§ **What needs to be done**:
Copy the data below exactly.

※

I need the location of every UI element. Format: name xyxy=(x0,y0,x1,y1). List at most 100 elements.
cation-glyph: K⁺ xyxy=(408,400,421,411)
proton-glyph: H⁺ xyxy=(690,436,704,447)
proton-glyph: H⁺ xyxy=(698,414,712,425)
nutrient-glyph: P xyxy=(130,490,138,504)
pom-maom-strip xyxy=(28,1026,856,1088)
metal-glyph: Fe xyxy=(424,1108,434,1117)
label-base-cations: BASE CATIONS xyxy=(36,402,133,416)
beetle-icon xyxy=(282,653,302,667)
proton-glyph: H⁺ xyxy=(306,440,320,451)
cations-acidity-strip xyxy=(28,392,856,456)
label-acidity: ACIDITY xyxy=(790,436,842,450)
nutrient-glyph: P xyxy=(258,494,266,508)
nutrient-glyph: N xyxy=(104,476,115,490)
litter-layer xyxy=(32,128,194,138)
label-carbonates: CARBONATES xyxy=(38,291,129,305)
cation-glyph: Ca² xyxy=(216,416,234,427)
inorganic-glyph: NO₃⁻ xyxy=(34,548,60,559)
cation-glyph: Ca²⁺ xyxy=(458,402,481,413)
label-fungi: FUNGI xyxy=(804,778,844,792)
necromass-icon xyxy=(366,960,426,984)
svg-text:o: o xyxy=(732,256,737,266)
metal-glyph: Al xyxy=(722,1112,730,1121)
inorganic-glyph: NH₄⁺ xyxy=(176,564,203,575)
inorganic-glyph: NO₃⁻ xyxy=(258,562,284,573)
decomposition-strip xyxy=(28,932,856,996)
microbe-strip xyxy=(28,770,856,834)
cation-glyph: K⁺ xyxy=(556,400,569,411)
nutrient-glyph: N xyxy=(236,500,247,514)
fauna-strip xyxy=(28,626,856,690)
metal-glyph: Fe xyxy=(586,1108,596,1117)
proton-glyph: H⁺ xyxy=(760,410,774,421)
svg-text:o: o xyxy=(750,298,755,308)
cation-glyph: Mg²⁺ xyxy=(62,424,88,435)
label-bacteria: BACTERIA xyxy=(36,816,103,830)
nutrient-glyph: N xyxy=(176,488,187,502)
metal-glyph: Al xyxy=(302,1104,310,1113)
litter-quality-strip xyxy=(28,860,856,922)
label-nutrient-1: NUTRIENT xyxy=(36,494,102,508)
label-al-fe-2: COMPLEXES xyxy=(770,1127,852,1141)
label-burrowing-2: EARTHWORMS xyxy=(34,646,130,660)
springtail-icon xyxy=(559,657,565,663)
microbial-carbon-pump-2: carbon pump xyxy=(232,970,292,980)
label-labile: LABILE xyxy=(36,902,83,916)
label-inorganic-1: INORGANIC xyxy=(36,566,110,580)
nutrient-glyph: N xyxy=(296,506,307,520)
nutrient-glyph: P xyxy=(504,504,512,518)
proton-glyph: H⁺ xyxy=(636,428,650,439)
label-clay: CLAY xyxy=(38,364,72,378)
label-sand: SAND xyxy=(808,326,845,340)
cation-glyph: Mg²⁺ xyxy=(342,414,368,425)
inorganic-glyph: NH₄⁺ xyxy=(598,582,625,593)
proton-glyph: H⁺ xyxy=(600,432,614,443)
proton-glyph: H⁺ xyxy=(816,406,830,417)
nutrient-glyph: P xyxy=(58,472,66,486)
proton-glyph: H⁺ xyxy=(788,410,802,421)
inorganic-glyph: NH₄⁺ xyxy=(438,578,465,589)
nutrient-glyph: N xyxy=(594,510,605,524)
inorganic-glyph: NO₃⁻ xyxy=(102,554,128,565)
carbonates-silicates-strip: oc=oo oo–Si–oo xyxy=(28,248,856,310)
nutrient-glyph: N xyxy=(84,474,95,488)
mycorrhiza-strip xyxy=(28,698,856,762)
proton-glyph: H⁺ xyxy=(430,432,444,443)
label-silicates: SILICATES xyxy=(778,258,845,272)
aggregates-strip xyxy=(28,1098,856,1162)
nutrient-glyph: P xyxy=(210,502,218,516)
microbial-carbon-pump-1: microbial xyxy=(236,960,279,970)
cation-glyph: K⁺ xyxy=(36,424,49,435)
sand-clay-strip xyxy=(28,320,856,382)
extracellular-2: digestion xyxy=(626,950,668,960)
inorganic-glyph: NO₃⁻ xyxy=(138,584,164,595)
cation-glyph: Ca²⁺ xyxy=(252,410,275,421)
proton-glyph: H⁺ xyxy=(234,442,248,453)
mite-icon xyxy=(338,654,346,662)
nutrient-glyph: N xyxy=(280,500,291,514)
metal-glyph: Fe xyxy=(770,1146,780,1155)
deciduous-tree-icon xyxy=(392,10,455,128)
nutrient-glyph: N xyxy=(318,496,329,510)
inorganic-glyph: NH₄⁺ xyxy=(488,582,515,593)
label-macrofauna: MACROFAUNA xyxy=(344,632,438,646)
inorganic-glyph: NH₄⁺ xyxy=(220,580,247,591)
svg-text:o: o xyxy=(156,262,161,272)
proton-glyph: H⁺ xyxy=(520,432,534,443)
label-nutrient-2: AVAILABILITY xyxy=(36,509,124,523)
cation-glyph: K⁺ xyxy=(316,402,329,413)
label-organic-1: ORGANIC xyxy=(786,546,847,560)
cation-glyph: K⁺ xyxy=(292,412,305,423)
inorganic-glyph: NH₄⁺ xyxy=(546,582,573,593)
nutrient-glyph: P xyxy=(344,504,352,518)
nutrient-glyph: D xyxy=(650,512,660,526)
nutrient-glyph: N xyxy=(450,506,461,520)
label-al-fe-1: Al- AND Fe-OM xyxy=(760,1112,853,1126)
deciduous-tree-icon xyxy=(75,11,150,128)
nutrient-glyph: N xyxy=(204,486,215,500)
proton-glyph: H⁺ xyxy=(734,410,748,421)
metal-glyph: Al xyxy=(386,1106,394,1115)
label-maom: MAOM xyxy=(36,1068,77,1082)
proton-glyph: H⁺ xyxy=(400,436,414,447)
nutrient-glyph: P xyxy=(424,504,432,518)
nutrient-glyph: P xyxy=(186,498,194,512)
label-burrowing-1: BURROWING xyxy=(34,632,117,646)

※

§ **Solution to this problem**:
I need the location of every UI element. Format: name xyxy=(x0,y0,x1,y1). List at most 100 elements.
cation-glyph: K⁺ xyxy=(408,400,421,411)
proton-glyph: H⁺ xyxy=(690,436,704,447)
proton-glyph: H⁺ xyxy=(698,414,712,425)
nutrient-glyph: P xyxy=(130,490,138,504)
pom-maom-strip xyxy=(28,1026,856,1088)
metal-glyph: Fe xyxy=(424,1108,434,1117)
label-base-cations: BASE CATIONS xyxy=(36,402,133,416)
beetle-icon xyxy=(282,653,302,667)
proton-glyph: H⁺ xyxy=(306,440,320,451)
cations-acidity-strip xyxy=(28,392,856,456)
label-acidity: ACIDITY xyxy=(790,436,842,450)
nutrient-glyph: P xyxy=(258,494,266,508)
nutrient-glyph: N xyxy=(104,476,115,490)
litter-layer xyxy=(32,128,194,138)
label-carbonates: CARBONATES xyxy=(38,291,129,305)
cation-glyph: Ca² xyxy=(216,416,234,427)
inorganic-glyph: NO₃⁻ xyxy=(34,548,60,559)
cation-glyph: Ca²⁺ xyxy=(458,402,481,413)
label-fungi: FUNGI xyxy=(804,778,844,792)
necromass-icon xyxy=(366,960,426,984)
svg-text:o: o xyxy=(732,256,737,266)
metal-glyph: Al xyxy=(722,1112,730,1121)
inorganic-glyph: NH₄⁺ xyxy=(176,564,203,575)
inorganic-glyph: NO₃⁻ xyxy=(258,562,284,573)
decomposition-strip xyxy=(28,932,856,996)
microbe-strip xyxy=(28,770,856,834)
cation-glyph: K⁺ xyxy=(556,400,569,411)
nutrient-glyph: N xyxy=(236,500,247,514)
fauna-strip xyxy=(28,626,856,690)
metal-glyph: Fe xyxy=(586,1108,596,1117)
proton-glyph: H⁺ xyxy=(760,410,774,421)
svg-text:o: o xyxy=(750,298,755,308)
cation-glyph: Mg²⁺ xyxy=(62,424,88,435)
label-bacteria: BACTERIA xyxy=(36,816,103,830)
nutrient-glyph: N xyxy=(176,488,187,502)
metal-glyph: Al xyxy=(302,1104,310,1113)
litter-quality-strip xyxy=(28,860,856,922)
label-nutrient-1: NUTRIENT xyxy=(36,494,102,508)
label-al-fe-2: COMPLEXES xyxy=(770,1127,852,1141)
label-burrowing-2: EARTHWORMS xyxy=(34,646,130,660)
springtail-icon xyxy=(559,657,565,663)
microbial-carbon-pump-2: carbon pump xyxy=(232,970,292,980)
label-labile: LABILE xyxy=(36,902,83,916)
label-inorganic-1: INORGANIC xyxy=(36,566,110,580)
nutrient-glyph: N xyxy=(296,506,307,520)
nutrient-glyph: P xyxy=(504,504,512,518)
proton-glyph: H⁺ xyxy=(636,428,650,439)
label-clay: CLAY xyxy=(38,364,72,378)
label-sand: SAND xyxy=(808,326,845,340)
cation-glyph: Mg²⁺ xyxy=(342,414,368,425)
inorganic-glyph: NH₄⁺ xyxy=(598,582,625,593)
proton-glyph: H⁺ xyxy=(600,432,614,443)
proton-glyph: H⁺ xyxy=(816,406,830,417)
nutrient-glyph: P xyxy=(58,472,66,486)
proton-glyph: H⁺ xyxy=(788,410,802,421)
inorganic-glyph: NH₄⁺ xyxy=(438,578,465,589)
nutrient-glyph: N xyxy=(594,510,605,524)
inorganic-glyph: NO₃⁻ xyxy=(102,554,128,565)
carbonates-silicates-strip: oc=oo oo–Si–oo xyxy=(28,248,856,310)
nutrient-glyph: N xyxy=(84,474,95,488)
mycorrhiza-strip xyxy=(28,698,856,762)
proton-glyph: H⁺ xyxy=(430,432,444,443)
label-silicates: SILICATES xyxy=(778,258,845,272)
aggregates-strip xyxy=(28,1098,856,1162)
nutrient-glyph: P xyxy=(210,502,218,516)
microbial-carbon-pump-1: microbial xyxy=(236,960,279,970)
cation-glyph: K⁺ xyxy=(36,424,49,435)
sand-clay-strip xyxy=(28,320,856,382)
extracellular-2: digestion xyxy=(626,950,668,960)
inorganic-glyph: NO₃⁻ xyxy=(138,584,164,595)
cation-glyph: Ca²⁺ xyxy=(252,410,275,421)
proton-glyph: H⁺ xyxy=(234,442,248,453)
mite-icon xyxy=(338,654,346,662)
nutrient-glyph: N xyxy=(280,500,291,514)
metal-glyph: Fe xyxy=(770,1146,780,1155)
deciduous-tree-icon xyxy=(392,10,455,128)
nutrient-glyph: N xyxy=(318,496,329,510)
inorganic-glyph: NH₄⁺ xyxy=(488,582,515,593)
label-macrofauna: MACROFAUNA xyxy=(344,632,438,646)
inorganic-glyph: NH₄⁺ xyxy=(220,580,247,591)
svg-text:o: o xyxy=(156,262,161,272)
proton-glyph: H⁺ xyxy=(520,432,534,443)
label-nutrient-2: AVAILABILITY xyxy=(36,509,124,523)
cation-glyph: K⁺ xyxy=(316,402,329,413)
label-organic-1: ORGANIC xyxy=(786,546,847,560)
cation-glyph: K⁺ xyxy=(292,412,305,423)
inorganic-glyph: NH₄⁺ xyxy=(546,582,573,593)
nutrient-glyph: P xyxy=(344,504,352,518)
nutrient-glyph: D xyxy=(650,512,660,526)
nutrient-glyph: N xyxy=(450,506,461,520)
label-al-fe-1: Al- AND Fe-OM xyxy=(760,1112,853,1126)
deciduous-tree-icon xyxy=(75,11,150,128)
nutrient-glyph: N xyxy=(204,486,215,500)
proton-glyph: H⁺ xyxy=(734,410,748,421)
metal-glyph: Al xyxy=(386,1106,394,1115)
label-maom: MAOM xyxy=(36,1068,77,1082)
proton-glyph: H⁺ xyxy=(400,436,414,447)
nutrient-glyph: P xyxy=(424,504,432,518)
nutrient-glyph: P xyxy=(186,498,194,512)
label-burrowing-1: BURROWING xyxy=(34,632,117,646)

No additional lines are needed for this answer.